▶ [Task to carry out]: Your task is to repeat the lines below exactly, excluding any pictures they contain.

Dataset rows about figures
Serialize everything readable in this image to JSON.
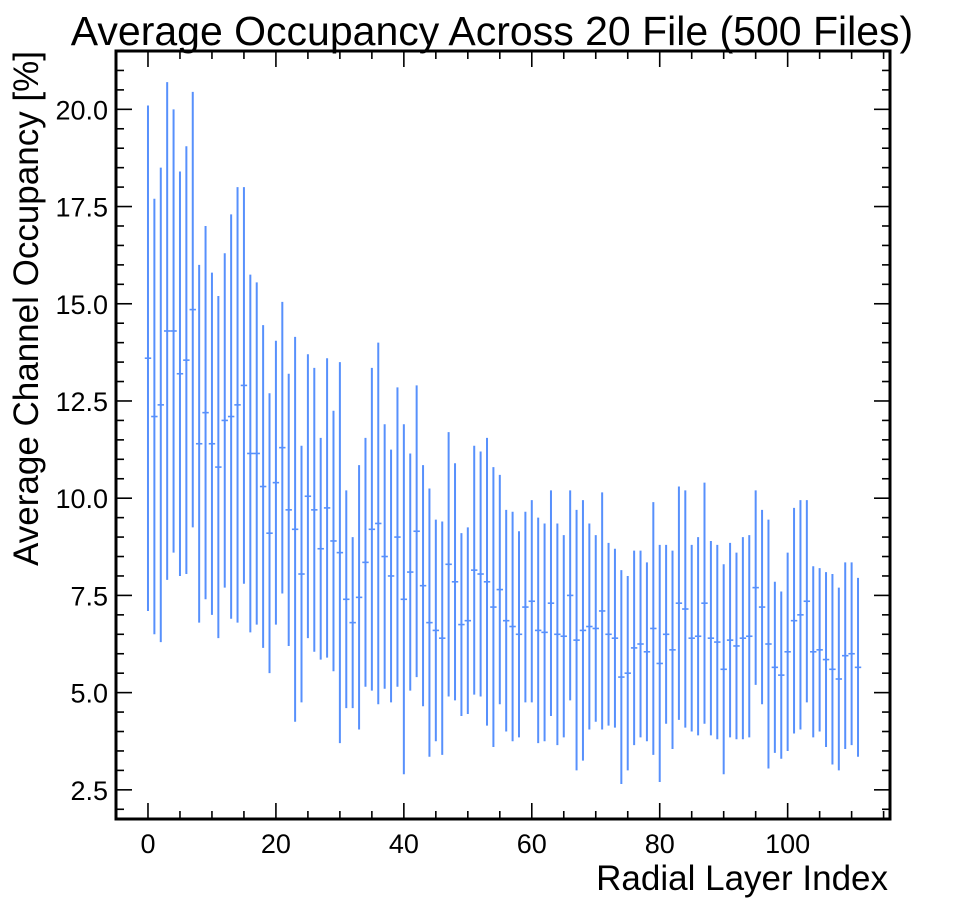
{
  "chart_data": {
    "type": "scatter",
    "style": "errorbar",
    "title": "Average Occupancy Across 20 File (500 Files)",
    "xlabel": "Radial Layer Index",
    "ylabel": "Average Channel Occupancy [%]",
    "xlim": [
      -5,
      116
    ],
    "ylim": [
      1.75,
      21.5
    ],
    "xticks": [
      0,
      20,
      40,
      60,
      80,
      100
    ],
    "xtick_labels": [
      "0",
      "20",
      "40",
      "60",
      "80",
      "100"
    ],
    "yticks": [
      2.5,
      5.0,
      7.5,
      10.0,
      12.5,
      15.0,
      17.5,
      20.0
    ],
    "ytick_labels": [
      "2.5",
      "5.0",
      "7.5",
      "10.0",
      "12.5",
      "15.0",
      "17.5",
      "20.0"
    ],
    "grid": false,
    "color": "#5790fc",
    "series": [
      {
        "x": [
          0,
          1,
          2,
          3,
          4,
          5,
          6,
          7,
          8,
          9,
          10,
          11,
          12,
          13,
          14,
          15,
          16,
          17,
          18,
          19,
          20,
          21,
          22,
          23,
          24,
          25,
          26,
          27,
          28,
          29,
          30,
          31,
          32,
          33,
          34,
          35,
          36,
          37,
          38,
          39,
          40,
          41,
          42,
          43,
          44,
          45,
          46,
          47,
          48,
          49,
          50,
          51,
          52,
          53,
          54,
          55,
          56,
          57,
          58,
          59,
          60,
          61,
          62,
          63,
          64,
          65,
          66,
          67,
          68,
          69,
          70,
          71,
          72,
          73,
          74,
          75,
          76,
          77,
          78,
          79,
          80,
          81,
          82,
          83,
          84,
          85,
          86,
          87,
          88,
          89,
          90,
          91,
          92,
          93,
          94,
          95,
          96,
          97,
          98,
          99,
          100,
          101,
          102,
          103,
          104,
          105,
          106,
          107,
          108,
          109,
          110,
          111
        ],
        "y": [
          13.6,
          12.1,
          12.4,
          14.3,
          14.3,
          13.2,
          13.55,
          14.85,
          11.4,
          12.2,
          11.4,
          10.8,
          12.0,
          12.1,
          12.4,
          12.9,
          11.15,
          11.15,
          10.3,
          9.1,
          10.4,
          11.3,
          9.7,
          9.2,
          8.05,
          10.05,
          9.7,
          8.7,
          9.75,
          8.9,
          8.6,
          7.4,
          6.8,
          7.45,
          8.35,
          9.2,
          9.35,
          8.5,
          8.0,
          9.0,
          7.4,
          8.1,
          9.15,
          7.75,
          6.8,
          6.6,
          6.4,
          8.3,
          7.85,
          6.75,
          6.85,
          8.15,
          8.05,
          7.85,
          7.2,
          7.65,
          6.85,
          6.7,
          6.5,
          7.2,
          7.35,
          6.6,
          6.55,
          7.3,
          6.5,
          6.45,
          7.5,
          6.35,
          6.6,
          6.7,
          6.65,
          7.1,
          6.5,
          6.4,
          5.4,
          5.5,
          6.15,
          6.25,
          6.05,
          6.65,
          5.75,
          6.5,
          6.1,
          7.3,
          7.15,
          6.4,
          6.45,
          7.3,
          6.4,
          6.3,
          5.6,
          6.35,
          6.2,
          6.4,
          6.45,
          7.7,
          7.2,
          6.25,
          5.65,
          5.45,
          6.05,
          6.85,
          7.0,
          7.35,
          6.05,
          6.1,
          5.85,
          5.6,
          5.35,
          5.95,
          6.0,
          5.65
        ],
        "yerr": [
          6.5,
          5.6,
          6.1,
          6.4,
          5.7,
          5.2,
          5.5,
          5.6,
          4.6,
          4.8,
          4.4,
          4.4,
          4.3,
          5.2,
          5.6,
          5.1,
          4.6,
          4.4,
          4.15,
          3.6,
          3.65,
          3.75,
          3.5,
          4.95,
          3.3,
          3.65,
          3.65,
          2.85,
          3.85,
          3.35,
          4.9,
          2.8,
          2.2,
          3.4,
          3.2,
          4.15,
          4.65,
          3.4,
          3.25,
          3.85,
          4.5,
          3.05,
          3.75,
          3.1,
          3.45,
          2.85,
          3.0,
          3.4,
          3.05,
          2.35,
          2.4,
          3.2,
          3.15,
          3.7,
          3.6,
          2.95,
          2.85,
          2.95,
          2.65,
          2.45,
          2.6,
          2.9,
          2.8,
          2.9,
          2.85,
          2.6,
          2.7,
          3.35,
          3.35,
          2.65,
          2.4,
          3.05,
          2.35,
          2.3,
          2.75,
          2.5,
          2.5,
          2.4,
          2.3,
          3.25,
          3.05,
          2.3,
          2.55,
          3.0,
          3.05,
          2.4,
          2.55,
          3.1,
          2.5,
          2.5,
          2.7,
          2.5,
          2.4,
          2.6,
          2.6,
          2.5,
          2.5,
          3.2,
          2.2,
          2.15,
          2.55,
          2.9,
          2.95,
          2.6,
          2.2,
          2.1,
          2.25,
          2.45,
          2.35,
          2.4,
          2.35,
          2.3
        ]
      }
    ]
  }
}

▶ [Correct output]:
Serialize everything readable in this image to JSON.
{
  "chart_data": {
    "type": "scatter",
    "style": "errorbar",
    "title": "Average Occupancy Across 20 File (500 Files)",
    "xlabel": "Radial Layer Index",
    "ylabel": "Average Channel Occupancy [%]",
    "xlim": [
      -5,
      116
    ],
    "ylim": [
      1.75,
      21.5
    ],
    "xticks": [
      0,
      20,
      40,
      60,
      80,
      100
    ],
    "xtick_labels": [
      "0",
      "20",
      "40",
      "60",
      "80",
      "100"
    ],
    "yticks": [
      2.5,
      5.0,
      7.5,
      10.0,
      12.5,
      15.0,
      17.5,
      20.0
    ],
    "ytick_labels": [
      "2.5",
      "5.0",
      "7.5",
      "10.0",
      "12.5",
      "15.0",
      "17.5",
      "20.0"
    ],
    "grid": false,
    "color": "#5790fc",
    "series": [
      {
        "x": [
          0,
          1,
          2,
          3,
          4,
          5,
          6,
          7,
          8,
          9,
          10,
          11,
          12,
          13,
          14,
          15,
          16,
          17,
          18,
          19,
          20,
          21,
          22,
          23,
          24,
          25,
          26,
          27,
          28,
          29,
          30,
          31,
          32,
          33,
          34,
          35,
          36,
          37,
          38,
          39,
          40,
          41,
          42,
          43,
          44,
          45,
          46,
          47,
          48,
          49,
          50,
          51,
          52,
          53,
          54,
          55,
          56,
          57,
          58,
          59,
          60,
          61,
          62,
          63,
          64,
          65,
          66,
          67,
          68,
          69,
          70,
          71,
          72,
          73,
          74,
          75,
          76,
          77,
          78,
          79,
          80,
          81,
          82,
          83,
          84,
          85,
          86,
          87,
          88,
          89,
          90,
          91,
          92,
          93,
          94,
          95,
          96,
          97,
          98,
          99,
          100,
          101,
          102,
          103,
          104,
          105,
          106,
          107,
          108,
          109,
          110,
          111
        ],
        "y": [
          13.6,
          12.1,
          12.4,
          14.3,
          14.3,
          13.2,
          13.55,
          14.85,
          11.4,
          12.2,
          11.4,
          10.8,
          12.0,
          12.1,
          12.4,
          12.9,
          11.15,
          11.15,
          10.3,
          9.1,
          10.4,
          11.3,
          9.7,
          9.2,
          8.05,
          10.05,
          9.7,
          8.7,
          9.75,
          8.9,
          8.6,
          7.4,
          6.8,
          7.45,
          8.35,
          9.2,
          9.35,
          8.5,
          8.0,
          9.0,
          7.4,
          8.1,
          9.15,
          7.75,
          6.8,
          6.6,
          6.4,
          8.3,
          7.85,
          6.75,
          6.85,
          8.15,
          8.05,
          7.85,
          7.2,
          7.65,
          6.85,
          6.7,
          6.5,
          7.2,
          7.35,
          6.6,
          6.55,
          7.3,
          6.5,
          6.45,
          7.5,
          6.35,
          6.6,
          6.7,
          6.65,
          7.1,
          6.5,
          6.4,
          5.4,
          5.5,
          6.15,
          6.25,
          6.05,
          6.65,
          5.75,
          6.5,
          6.1,
          7.3,
          7.15,
          6.4,
          6.45,
          7.3,
          6.4,
          6.3,
          5.6,
          6.35,
          6.2,
          6.4,
          6.45,
          7.7,
          7.2,
          6.25,
          5.65,
          5.45,
          6.05,
          6.85,
          7.0,
          7.35,
          6.05,
          6.1,
          5.85,
          5.6,
          5.35,
          5.95,
          6.0,
          5.65
        ],
        "yerr": [
          6.5,
          5.6,
          6.1,
          6.4,
          5.7,
          5.2,
          5.5,
          5.6,
          4.6,
          4.8,
          4.4,
          4.4,
          4.3,
          5.2,
          5.6,
          5.1,
          4.6,
          4.4,
          4.15,
          3.6,
          3.65,
          3.75,
          3.5,
          4.95,
          3.3,
          3.65,
          3.65,
          2.85,
          3.85,
          3.35,
          4.9,
          2.8,
          2.2,
          3.4,
          3.2,
          4.15,
          4.65,
          3.4,
          3.25,
          3.85,
          4.5,
          3.05,
          3.75,
          3.1,
          3.45,
          2.85,
          3.0,
          3.4,
          3.05,
          2.35,
          2.4,
          3.2,
          3.15,
          3.7,
          3.6,
          2.95,
          2.85,
          2.95,
          2.65,
          2.45,
          2.6,
          2.9,
          2.8,
          2.9,
          2.85,
          2.6,
          2.7,
          3.35,
          3.35,
          2.65,
          2.4,
          3.05,
          2.35,
          2.3,
          2.75,
          2.5,
          2.5,
          2.4,
          2.3,
          3.25,
          3.05,
          2.3,
          2.55,
          3.0,
          3.05,
          2.4,
          2.55,
          3.1,
          2.5,
          2.5,
          2.7,
          2.5,
          2.4,
          2.6,
          2.6,
          2.5,
          2.5,
          3.2,
          2.2,
          2.15,
          2.55,
          2.9,
          2.95,
          2.6,
          2.2,
          2.1,
          2.25,
          2.45,
          2.35,
          2.4,
          2.35,
          2.3
        ]
      }
    ]
  }
}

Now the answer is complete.